** Reading text **
Well, when dquot_claim_space_nodirty() calls mark_all_dquot_dirty() it does
not hold any locks (only dquot_srcu). So nothing prevents dquot_transfer()
to go, swap dquot structure pointers and drop dquot references and after
that mark_all_dquot_dirty() can use a stale pointer to call
mark_dquot_dirty() on already freed memory.

								Honza
  
Baokun Li June 26, 2023, 1:55 p.m. UTC | #6
Hello!

On 2023/6/26 21:09, Jan Kara wrote:
> Hello!
>
> On Sun 25-06-23 15:56:10, Baokun Li wrote:
>>>> I think we can simply focus on the race between the DQ_ACTIVE_B flag and
>>>> the DQ_MOD_B flag, which is the core problem, because the same quota
>>>> should not have both flags. These two flags are protected by dq_list_lock
>>>> and dquot->dq_lock respectively, so it makes sense to add a
>>>> wait_on_dquot() to ensure the accuracy of DQ_ACTIVE_B.

** Source material **
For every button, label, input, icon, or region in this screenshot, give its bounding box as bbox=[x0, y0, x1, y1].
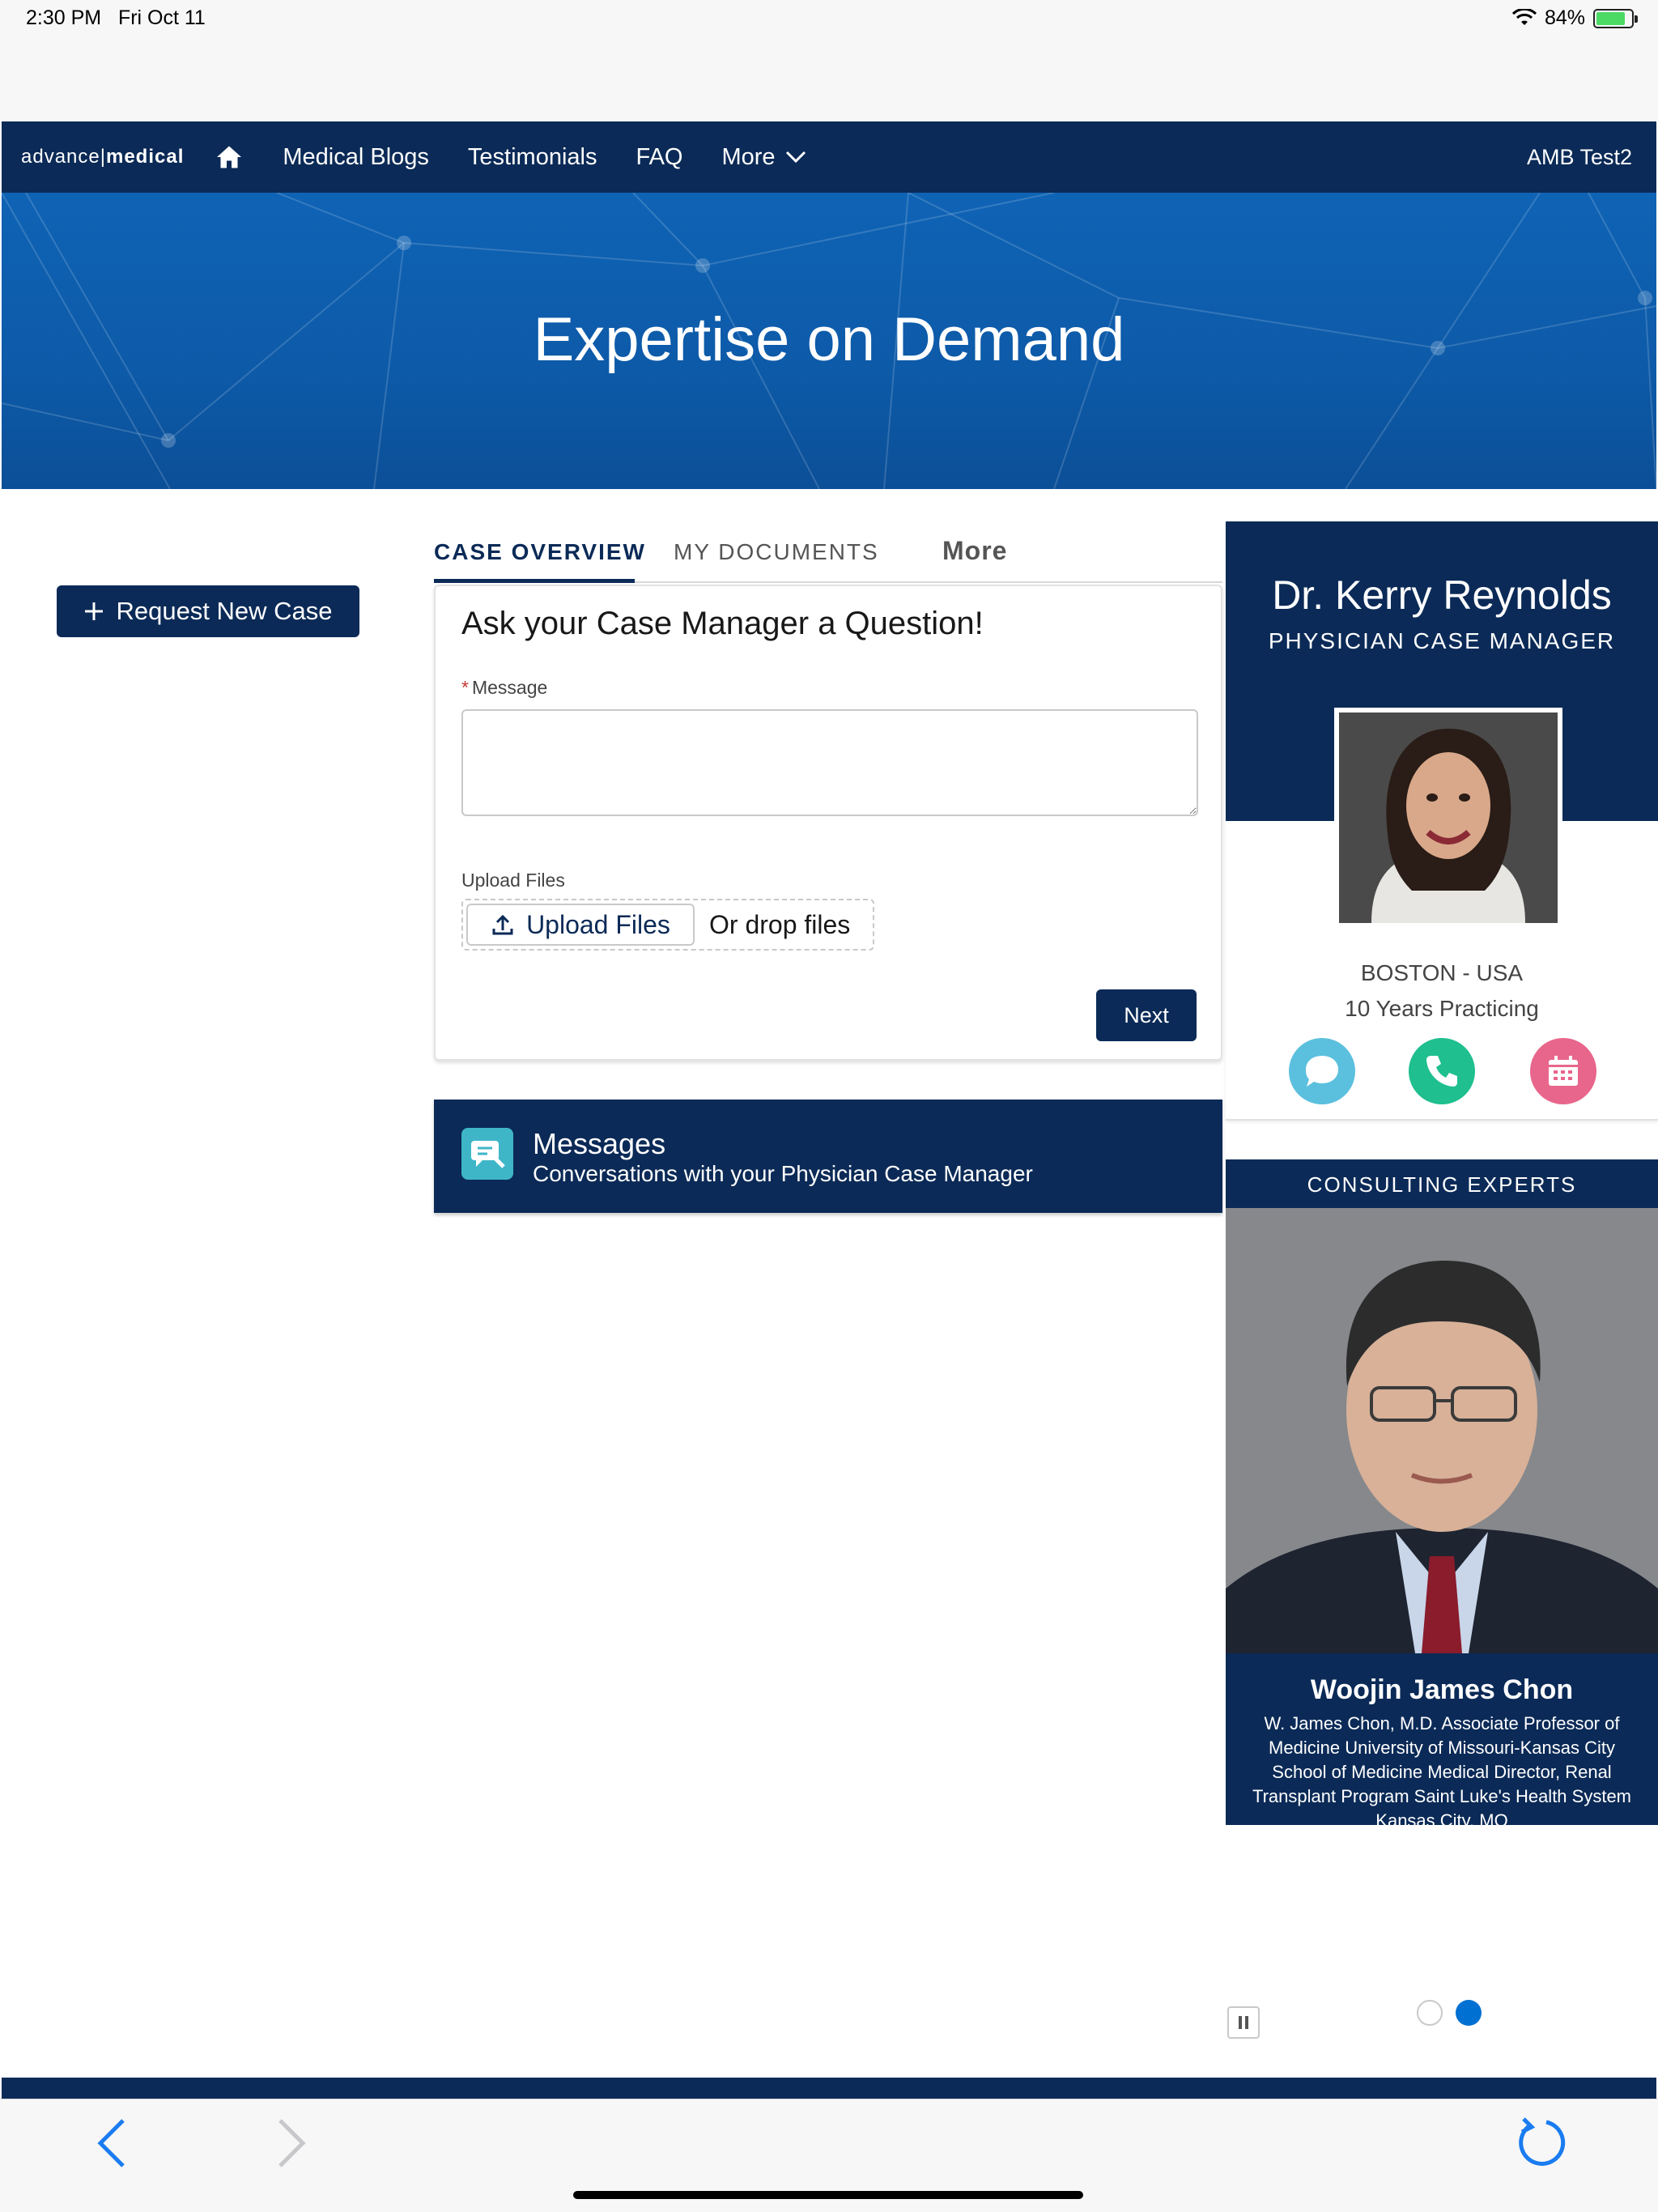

** Exercise requirements **
Reproduce the passage of the quota-locking thread from "Well, when dquot_claim_space_nodirty()" up to and including "already freed memory.", swapping "stale pointer" for "dangling pointer".

** In response **
Well, when dquot_claim_space_nodirty() calls mark_all_dquot_dirty() it does
not hold any locks (only dquot_srcu). So nothing prevents dquot_transfer()
to go, swap dquot structure pointers and drop dquot references and after
that mark_all_dquot_dirty() can use a dangling pointer to call
mark_dquot_dirty() on already freed memory.